Instructions to follow: Retype each entry below, keeping every character the same.

(Source data)
---+---

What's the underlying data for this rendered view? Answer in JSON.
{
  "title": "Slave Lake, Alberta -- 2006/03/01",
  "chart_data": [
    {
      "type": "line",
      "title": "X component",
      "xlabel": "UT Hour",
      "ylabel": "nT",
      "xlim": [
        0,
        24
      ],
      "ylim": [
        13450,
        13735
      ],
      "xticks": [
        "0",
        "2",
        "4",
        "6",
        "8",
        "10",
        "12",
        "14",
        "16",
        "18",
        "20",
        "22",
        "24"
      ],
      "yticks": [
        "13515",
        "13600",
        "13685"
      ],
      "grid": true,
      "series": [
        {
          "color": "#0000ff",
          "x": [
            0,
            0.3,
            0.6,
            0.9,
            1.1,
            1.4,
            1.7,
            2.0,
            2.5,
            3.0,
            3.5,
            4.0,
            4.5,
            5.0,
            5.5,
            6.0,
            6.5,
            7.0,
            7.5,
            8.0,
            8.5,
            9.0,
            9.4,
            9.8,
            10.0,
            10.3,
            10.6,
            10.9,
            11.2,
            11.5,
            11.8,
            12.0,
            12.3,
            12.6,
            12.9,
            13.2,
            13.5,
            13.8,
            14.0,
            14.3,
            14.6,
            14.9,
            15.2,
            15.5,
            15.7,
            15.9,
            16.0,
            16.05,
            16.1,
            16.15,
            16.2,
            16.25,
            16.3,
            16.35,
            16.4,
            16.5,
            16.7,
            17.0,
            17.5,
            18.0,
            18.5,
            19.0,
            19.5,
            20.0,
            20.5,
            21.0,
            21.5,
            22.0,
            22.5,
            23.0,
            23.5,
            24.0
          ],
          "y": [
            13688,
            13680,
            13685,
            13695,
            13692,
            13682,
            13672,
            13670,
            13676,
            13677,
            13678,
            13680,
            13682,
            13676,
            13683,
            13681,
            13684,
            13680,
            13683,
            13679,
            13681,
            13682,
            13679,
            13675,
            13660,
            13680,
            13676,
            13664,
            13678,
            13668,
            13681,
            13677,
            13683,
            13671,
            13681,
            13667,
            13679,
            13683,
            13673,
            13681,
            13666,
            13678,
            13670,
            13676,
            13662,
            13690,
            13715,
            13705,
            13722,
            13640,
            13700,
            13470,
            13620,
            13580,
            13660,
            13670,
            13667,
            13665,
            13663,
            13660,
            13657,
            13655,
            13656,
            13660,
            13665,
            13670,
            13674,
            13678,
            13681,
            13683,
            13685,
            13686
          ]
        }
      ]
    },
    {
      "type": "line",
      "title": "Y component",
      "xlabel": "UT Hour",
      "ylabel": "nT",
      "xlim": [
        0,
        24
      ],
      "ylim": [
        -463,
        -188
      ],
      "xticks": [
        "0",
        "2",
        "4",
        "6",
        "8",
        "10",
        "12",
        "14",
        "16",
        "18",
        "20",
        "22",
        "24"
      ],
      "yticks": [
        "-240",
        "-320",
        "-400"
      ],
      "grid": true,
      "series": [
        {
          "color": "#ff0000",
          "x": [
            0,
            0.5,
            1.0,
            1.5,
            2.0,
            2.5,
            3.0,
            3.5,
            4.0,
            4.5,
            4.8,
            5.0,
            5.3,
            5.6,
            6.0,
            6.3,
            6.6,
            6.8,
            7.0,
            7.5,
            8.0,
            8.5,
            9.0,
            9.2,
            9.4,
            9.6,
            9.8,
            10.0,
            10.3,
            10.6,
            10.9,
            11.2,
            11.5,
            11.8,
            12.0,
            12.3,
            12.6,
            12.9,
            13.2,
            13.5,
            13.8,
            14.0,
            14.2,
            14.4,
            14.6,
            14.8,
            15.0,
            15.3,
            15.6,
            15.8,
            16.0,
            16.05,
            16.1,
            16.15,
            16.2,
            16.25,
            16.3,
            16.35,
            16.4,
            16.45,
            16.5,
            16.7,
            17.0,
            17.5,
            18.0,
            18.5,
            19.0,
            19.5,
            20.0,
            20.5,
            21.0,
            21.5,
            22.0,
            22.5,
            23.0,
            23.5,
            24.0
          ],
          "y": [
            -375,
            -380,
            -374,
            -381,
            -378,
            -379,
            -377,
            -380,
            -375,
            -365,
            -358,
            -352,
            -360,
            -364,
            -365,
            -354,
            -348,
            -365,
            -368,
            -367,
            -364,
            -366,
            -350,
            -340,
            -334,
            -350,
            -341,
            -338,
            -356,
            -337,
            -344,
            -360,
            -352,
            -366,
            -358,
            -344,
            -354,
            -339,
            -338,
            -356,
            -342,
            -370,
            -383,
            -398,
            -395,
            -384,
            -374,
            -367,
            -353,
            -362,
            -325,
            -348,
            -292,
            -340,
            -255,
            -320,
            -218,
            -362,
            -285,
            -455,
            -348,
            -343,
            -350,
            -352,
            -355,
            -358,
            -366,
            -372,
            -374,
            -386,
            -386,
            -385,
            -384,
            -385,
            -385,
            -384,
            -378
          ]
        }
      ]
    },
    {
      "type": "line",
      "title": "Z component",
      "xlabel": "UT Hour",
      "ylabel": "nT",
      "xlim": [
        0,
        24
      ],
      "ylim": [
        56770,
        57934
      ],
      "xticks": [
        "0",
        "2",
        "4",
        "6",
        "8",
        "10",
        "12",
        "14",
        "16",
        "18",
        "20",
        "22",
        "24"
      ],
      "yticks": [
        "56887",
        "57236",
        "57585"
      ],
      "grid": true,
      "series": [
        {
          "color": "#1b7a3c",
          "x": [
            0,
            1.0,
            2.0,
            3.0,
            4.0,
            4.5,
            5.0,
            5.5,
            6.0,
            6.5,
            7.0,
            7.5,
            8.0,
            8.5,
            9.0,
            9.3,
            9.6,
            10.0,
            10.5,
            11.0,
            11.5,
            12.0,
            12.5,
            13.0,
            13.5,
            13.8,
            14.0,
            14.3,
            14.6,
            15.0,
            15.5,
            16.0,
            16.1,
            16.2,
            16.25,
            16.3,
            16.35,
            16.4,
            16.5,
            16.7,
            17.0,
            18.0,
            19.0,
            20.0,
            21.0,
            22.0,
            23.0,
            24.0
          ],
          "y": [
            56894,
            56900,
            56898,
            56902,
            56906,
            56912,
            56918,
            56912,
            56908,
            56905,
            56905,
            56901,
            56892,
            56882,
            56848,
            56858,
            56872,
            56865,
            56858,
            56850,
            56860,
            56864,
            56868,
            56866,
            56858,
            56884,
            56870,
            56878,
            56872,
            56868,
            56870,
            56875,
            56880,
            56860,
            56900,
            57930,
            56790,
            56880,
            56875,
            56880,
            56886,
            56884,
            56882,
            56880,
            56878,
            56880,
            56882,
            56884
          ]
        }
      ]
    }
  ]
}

---+---

Written answer:
What's the underlying data for this rendered view? Answer in JSON.
{
  "title": "Slave Lake, Alberta -- 2006/03/01",
  "chart_data": [
    {
      "type": "line",
      "title": "X component",
      "xlabel": "UT Hour",
      "ylabel": "nT",
      "xlim": [
        0,
        24
      ],
      "ylim": [
        13450,
        13735
      ],
      "xticks": [
        "0",
        "2",
        "4",
        "6",
        "8",
        "10",
        "12",
        "14",
        "16",
        "18",
        "20",
        "22",
        "24"
      ],
      "yticks": [
        "13515",
        "13600",
        "13685"
      ],
      "grid": true,
      "series": [
        {
          "color": "#0000ff",
          "x": [
            0,
            0.3,
            0.6,
            0.9,
            1.1,
            1.4,
            1.7,
            2.0,
            2.5,
            3.0,
            3.5,
            4.0,
            4.5,
            5.0,
            5.5,
            6.0,
            6.5,
            7.0,
            7.5,
            8.0,
            8.5,
            9.0,
            9.4,
            9.8,
            10.0,
            10.3,
            10.6,
            10.9,
            11.2,
            11.5,
            11.8,
            12.0,
            12.3,
            12.6,
            12.9,
            13.2,
            13.5,
            13.8,
            14.0,
            14.3,
            14.6,
            14.9,
            15.2,
            15.5,
            15.7,
            15.9,
            16.0,
            16.05,
            16.1,
            16.15,
            16.2,
            16.25,
            16.3,
            16.35,
            16.4,
            16.5,
            16.7,
            17.0,
            17.5,
            18.0,
            18.5,
            19.0,
            19.5,
            20.0,
            20.5,
            21.0,
            21.5,
            22.0,
            22.5,
            23.0,
            23.5,
            24.0
          ],
          "y": [
            13688,
            13680,
            13685,
            13695,
            13692,
            13682,
            13672,
            13670,
            13676,
            13677,
            13678,
            13680,
            13682,
            13676,
            13683,
            13681,
            13684,
            13680,
            13683,
            13679,
            13681,
            13682,
            13679,
            13675,
            13660,
            13680,
            13676,
            13664,
            13678,
            13668,
            13681,
            13677,
            13683,
            13671,
            13681,
            13667,
            13679,
            13683,
            13673,
            13681,
            13666,
            13678,
            13670,
            13676,
            13662,
            13690,
            13715,
            13705,
            13722,
            13640,
            13700,
            13470,
            13620,
            13580,
            13660,
            13670,
            13667,
            13665,
            13663,
            13660,
            13657,
            13655,
            13656,
            13660,
            13665,
            13670,
            13674,
            13678,
            13681,
            13683,
            13685,
            13686
          ]
        }
      ]
    },
    {
      "type": "line",
      "title": "Y component",
      "xlabel": "UT Hour",
      "ylabel": "nT",
      "xlim": [
        0,
        24
      ],
      "ylim": [
        -463,
        -188
      ],
      "xticks": [
        "0",
        "2",
        "4",
        "6",
        "8",
        "10",
        "12",
        "14",
        "16",
        "18",
        "20",
        "22",
        "24"
      ],
      "yticks": [
        "-240",
        "-320",
        "-400"
      ],
      "grid": true,
      "series": [
        {
          "color": "#ff0000",
          "x": [
            0,
            0.5,
            1.0,
            1.5,
            2.0,
            2.5,
            3.0,
            3.5,
            4.0,
            4.5,
            4.8,
            5.0,
            5.3,
            5.6,
            6.0,
            6.3,
            6.6,
            6.8,
            7.0,
            7.5,
            8.0,
            8.5,
            9.0,
            9.2,
            9.4,
            9.6,
            9.8,
            10.0,
            10.3,
            10.6,
            10.9,
            11.2,
            11.5,
            11.8,
            12.0,
            12.3,
            12.6,
            12.9,
            13.2,
            13.5,
            13.8,
            14.0,
            14.2,
            14.4,
            14.6,
            14.8,
            15.0,
            15.3,
            15.6,
            15.8,
            16.0,
            16.05,
            16.1,
            16.15,
            16.2,
            16.25,
            16.3,
            16.35,
            16.4,
            16.45,
            16.5,
            16.7,
            17.0,
            17.5,
            18.0,
            18.5,
            19.0,
            19.5,
            20.0,
            20.5,
            21.0,
            21.5,
            22.0,
            22.5,
            23.0,
            23.5,
            24.0
          ],
          "y": [
            -375,
            -380,
            -374,
            -381,
            -378,
            -379,
            -377,
            -380,
            -375,
            -365,
            -358,
            -352,
            -360,
            -364,
            -365,
            -354,
            -348,
            -365,
            -368,
            -367,
            -364,
            -366,
            -350,
            -340,
            -334,
            -350,
            -341,
            -338,
            -356,
            -337,
            -344,
            -360,
            -352,
            -366,
            -358,
            -344,
            -354,
            -339,
            -338,
            -356,
            -342,
            -370,
            -383,
            -398,
            -395,
            -384,
            -374,
            -367,
            -353,
            -362,
            -325,
            -348,
            -292,
            -340,
            -255,
            -320,
            -218,
            -362,
            -285,
            -455,
            -348,
            -343,
            -350,
            -352,
            -355,
            -358,
            -366,
            -372,
            -374,
            -386,
            -386,
            -385,
            -384,
            -385,
            -385,
            -384,
            -378
          ]
        }
      ]
    },
    {
      "type": "line",
      "title": "Z component",
      "xlabel": "UT Hour",
      "ylabel": "nT",
      "xlim": [
        0,
        24
      ],
      "ylim": [
        56770,
        57934
      ],
      "xticks": [
        "0",
        "2",
        "4",
        "6",
        "8",
        "10",
        "12",
        "14",
        "16",
        "18",
        "20",
        "22",
        "24"
      ],
      "yticks": [
        "56887",
        "57236",
        "57585"
      ],
      "grid": true,
      "series": [
        {
          "color": "#1b7a3c",
          "x": [
            0,
            1.0,
            2.0,
            3.0,
            4.0,
            4.5,
            5.0,
            5.5,
            6.0,
            6.5,
            7.0,
            7.5,
            8.0,
            8.5,
            9.0,
            9.3,
            9.6,
            10.0,
            10.5,
            11.0,
            11.5,
            12.0,
            12.5,
            13.0,
            13.5,
            13.8,
            14.0,
            14.3,
            14.6,
            15.0,
            15.5,
            16.0,
            16.1,
            16.2,
            16.25,
            16.3,
            16.35,
            16.4,
            16.5,
            16.7,
            17.0,
            18.0,
            19.0,
            20.0,
            21.0,
            22.0,
            23.0,
            24.0
          ],
          "y": [
            56894,
            56900,
            56898,
            56902,
            56906,
            56912,
            56918,
            56912,
            56908,
            56905,
            56905,
            56901,
            56892,
            56882,
            56848,
            56858,
            56872,
            56865,
            56858,
            56850,
            56860,
            56864,
            56868,
            56866,
            56858,
            56884,
            56870,
            56878,
            56872,
            56868,
            56870,
            56875,
            56880,
            56860,
            56900,
            57930,
            56790,
            56880,
            56875,
            56880,
            56886,
            56884,
            56882,
            56880,
            56878,
            56880,
            56882,
            56884
          ]
        }
      ]
    }
  ]
}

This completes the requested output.